● EXERCISE TASK: Reproduce the complete listing without any deviation.

● INFORMATION PROVIDED:
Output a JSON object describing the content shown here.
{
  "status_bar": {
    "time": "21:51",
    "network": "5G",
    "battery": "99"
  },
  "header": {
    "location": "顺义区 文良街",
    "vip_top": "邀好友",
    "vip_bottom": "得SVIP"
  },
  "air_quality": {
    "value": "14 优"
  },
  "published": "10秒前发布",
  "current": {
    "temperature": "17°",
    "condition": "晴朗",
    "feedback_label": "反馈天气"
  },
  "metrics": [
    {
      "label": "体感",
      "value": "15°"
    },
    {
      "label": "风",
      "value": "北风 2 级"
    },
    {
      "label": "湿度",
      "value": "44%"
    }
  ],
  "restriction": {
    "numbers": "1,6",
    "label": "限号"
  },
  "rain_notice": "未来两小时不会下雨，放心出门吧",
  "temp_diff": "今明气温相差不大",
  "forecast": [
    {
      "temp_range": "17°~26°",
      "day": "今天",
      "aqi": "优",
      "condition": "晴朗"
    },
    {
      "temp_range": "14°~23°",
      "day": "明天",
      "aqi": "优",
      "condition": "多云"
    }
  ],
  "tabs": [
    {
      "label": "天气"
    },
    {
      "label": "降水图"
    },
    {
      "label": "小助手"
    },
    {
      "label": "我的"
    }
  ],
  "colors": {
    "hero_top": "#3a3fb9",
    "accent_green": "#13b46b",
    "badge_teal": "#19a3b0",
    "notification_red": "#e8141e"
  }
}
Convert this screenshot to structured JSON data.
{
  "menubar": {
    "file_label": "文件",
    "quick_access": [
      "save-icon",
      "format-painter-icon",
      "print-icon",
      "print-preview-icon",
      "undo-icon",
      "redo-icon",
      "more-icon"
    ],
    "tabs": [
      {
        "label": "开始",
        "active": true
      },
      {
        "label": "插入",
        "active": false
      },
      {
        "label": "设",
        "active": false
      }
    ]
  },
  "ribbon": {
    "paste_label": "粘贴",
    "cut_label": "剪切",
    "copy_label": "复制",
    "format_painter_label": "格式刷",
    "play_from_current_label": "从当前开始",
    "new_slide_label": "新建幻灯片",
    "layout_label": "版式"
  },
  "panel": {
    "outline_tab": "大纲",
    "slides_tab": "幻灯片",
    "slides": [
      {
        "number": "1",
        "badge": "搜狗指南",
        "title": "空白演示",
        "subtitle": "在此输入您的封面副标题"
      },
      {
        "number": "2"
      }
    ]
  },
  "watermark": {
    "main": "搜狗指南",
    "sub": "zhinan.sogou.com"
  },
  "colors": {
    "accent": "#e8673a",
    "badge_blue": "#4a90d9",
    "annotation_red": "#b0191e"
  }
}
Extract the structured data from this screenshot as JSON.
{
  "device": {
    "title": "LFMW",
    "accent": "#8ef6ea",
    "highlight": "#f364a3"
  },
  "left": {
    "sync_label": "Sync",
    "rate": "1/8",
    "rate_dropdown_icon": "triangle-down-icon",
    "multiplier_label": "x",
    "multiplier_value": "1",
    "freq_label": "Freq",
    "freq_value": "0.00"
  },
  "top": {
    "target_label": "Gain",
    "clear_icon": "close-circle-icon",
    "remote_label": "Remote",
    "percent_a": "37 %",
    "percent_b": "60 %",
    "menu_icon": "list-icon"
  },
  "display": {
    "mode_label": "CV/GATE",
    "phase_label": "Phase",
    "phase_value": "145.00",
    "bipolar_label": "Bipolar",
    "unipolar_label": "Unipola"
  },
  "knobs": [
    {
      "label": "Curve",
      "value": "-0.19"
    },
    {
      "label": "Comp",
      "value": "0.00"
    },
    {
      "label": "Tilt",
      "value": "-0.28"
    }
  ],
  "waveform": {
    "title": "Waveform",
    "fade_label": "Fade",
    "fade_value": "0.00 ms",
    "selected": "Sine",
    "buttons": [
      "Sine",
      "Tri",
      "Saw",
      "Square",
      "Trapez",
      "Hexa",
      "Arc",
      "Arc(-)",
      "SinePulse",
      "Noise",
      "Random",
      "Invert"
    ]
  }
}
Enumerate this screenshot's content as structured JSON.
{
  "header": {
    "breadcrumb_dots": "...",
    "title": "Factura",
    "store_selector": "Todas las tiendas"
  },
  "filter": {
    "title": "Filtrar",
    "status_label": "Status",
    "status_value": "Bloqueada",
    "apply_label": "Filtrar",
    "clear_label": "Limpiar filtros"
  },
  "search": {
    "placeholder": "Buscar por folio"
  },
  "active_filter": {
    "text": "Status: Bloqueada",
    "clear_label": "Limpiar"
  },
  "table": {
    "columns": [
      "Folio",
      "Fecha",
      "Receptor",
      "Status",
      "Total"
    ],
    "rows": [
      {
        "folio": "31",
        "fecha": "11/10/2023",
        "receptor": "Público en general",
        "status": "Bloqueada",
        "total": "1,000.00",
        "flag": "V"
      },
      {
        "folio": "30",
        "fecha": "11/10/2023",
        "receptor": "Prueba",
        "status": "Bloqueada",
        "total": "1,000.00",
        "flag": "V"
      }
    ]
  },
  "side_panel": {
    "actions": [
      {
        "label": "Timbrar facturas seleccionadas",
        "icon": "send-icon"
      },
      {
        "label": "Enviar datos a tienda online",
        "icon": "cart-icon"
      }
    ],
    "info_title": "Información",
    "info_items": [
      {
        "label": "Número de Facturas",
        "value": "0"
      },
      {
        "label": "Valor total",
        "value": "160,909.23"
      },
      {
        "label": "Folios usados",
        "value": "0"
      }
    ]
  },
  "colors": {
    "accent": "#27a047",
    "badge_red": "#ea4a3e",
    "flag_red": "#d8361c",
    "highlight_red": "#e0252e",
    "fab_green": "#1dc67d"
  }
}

● RIGHT ANSWER:
Output a JSON object describing the content shown here.
{
  "status_bar": {
    "time": "21:51",
    "network": "5G",
    "battery": "99"
  },
  "header": {
    "location": "顺义区 文良街",
    "vip_top": "邀好友",
    "vip_bottom": "得SVIP"
  },
  "air_quality": {
    "value": "14 优"
  },
  "published": "10秒前发布",
  "current": {
    "temperature": "17°",
    "condition": "晴朗",
    "feedback_label": "反馈天气"
  },
  "metrics": [
    {
      "label": "体感",
      "value": "15°"
    },
    {
      "label": "风",
      "value": "北风 2 级"
    },
    {
      "label": "湿度",
      "value": "44%"
    }
  ],
  "restriction": {
    "numbers": "1,6",
    "label": "限号"
  },
  "rain_notice": "未来两小时不会下雨，放心出门吧",
  "temp_diff": "今明气温相差不大",
  "forecast": [
    {
      "temp_range": "17°~26°",
      "day": "今天",
      "aqi": "优",
      "condition": "晴朗"
    },
    {
      "temp_range": "14°~23°",
      "day": "明天",
      "aqi": "优",
      "condition": "多云"
    }
  ],
  "tabs": [
    {
      "label": "天气"
    },
    {
      "label": "降水图"
    },
    {
      "label": "小助手"
    },
    {
      "label": "我的"
    }
  ],
  "colors": {
    "hero_top": "#3a3fb9",
    "accent_green": "#13b46b",
    "badge_teal": "#19a3b0",
    "notification_red": "#e8141e"
  }
}
Convert this screenshot to structured JSON data.
{
  "menubar": {
    "file_label": "文件",
    "quick_access": [
      "save-icon",
      "format-painter-icon",
      "print-icon",
      "print-preview-icon",
      "undo-icon",
      "redo-icon",
      "more-icon"
    ],
    "tabs": [
      {
        "label": "开始",
        "active": true
      },
      {
        "label": "插入",
        "active": false
      },
      {
        "label": "设",
        "active": false
      }
    ]
  },
  "ribbon": {
    "paste_label": "粘贴",
    "cut_label": "剪切",
    "copy_label": "复制",
    "format_painter_label": "格式刷",
    "play_from_current_label": "从当前开始",
    "new_slide_label": "新建幻灯片",
    "layout_label": "版式"
  },
  "panel": {
    "outline_tab": "大纲",
    "slides_tab": "幻灯片",
    "slides": [
      {
        "number": "1",
        "badge": "搜狗指南",
        "title": "空白演示",
        "subtitle": "在此输入您的封面副标题"
      },
      {
        "number": "2"
      }
    ]
  },
  "watermark": {
    "main": "搜狗指南",
    "sub": "zhinan.sogou.com"
  },
  "colors": {
    "accent": "#e8673a",
    "badge_blue": "#4a90d9",
    "annotation_red": "#b0191e"
  }
}
Extract the structured data from this screenshot as JSON.
{
  "device": {
    "title": "LFMW",
    "accent": "#8ef6ea",
    "highlight": "#f364a3"
  },
  "left": {
    "sync_label": "Sync",
    "rate": "1/8",
    "rate_dropdown_icon": "triangle-down-icon",
    "multiplier_label": "x",
    "multiplier_value": "1",
    "freq_label": "Freq",
    "freq_value": "0.00"
  },
  "top": {
    "target_label": "Gain",
    "clear_icon": "close-circle-icon",
    "remote_label": "Remote",
    "percent_a": "37 %",
    "percent_b": "60 %",
    "menu_icon": "list-icon"
  },
  "display": {
    "mode_label": "CV/GATE",
    "phase_label": "Phase",
    "phase_value": "145.00",
    "bipolar_label": "Bipolar",
    "unipolar_label": "Unipola"
  },
  "knobs": [
    {
      "label": "Curve",
      "value": "-0.19"
    },
    {
      "label": "Comp",
      "value": "0.00"
    },
    {
      "label": "Tilt",
      "value": "-0.28"
    }
  ],
  "waveform": {
    "title": "Waveform",
    "fade_label": "Fade",
    "fade_value": "0.00 ms",
    "selected": "Sine",
    "buttons": [
      "Sine",
      "Tri",
      "Saw",
      "Square",
      "Trapez",
      "Hexa",
      "Arc",
      "Arc(-)",
      "SinePulse",
      "Noise",
      "Random",
      "Invert"
    ]
  }
}
Enumerate this screenshot's content as structured JSON.
{
  "header": {
    "breadcrumb_dots": "...",
    "title": "Factura",
    "store_selector": "Todas las tiendas"
  },
  "filter": {
    "title": "Filtrar",
    "status_label": "Status",
    "status_value": "Bloqueada",
    "apply_label": "Filtrar",
    "clear_label": "Limpiar filtros"
  },
  "search": {
    "placeholder": "Buscar por folio"
  },
  "active_filter": {
    "text": "Status: Bloqueada",
    "clear_label": "Limpiar"
  },
  "table": {
    "columns": [
      "Folio",
      "Fecha",
      "Receptor",
      "Status",
      "Total"
    ],
    "rows": [
      {
        "folio": "31",
        "fecha": "11/10/2023",
        "receptor": "Público en general",
        "status": "Bloqueada",
        "total": "1,000.00",
        "flag": "V"
      },
      {
        "folio": "30",
        "fecha": "11/10/2023",
        "receptor": "Prueba",
        "status": "Bloqueada",
        "total": "1,000.00",
        "flag": "V"
      }
    ]
  },
  "side_panel": {
    "actions": [
      {
        "label": "Timbrar facturas seleccionadas",
        "icon": "send-icon"
      },
      {
        "label": "Enviar datos a tienda online",
        "icon": "cart-icon"
      }
    ],
    "info_title": "Información",
    "info_items": [
      {
        "label": "Número de Facturas",
        "value": "0"
      },
      {
        "label": "Valor total",
        "value": "160,909.23"
      },
      {
        "label": "Folios usados",
        "value": "0"
      }
    ]
  },
  "colors": {
    "accent": "#27a047",
    "badge_red": "#ea4a3e",
    "flag_red": "#d8361c",
    "highlight_red": "#e0252e",
    "fab_green": "#1dc67d"
  }
}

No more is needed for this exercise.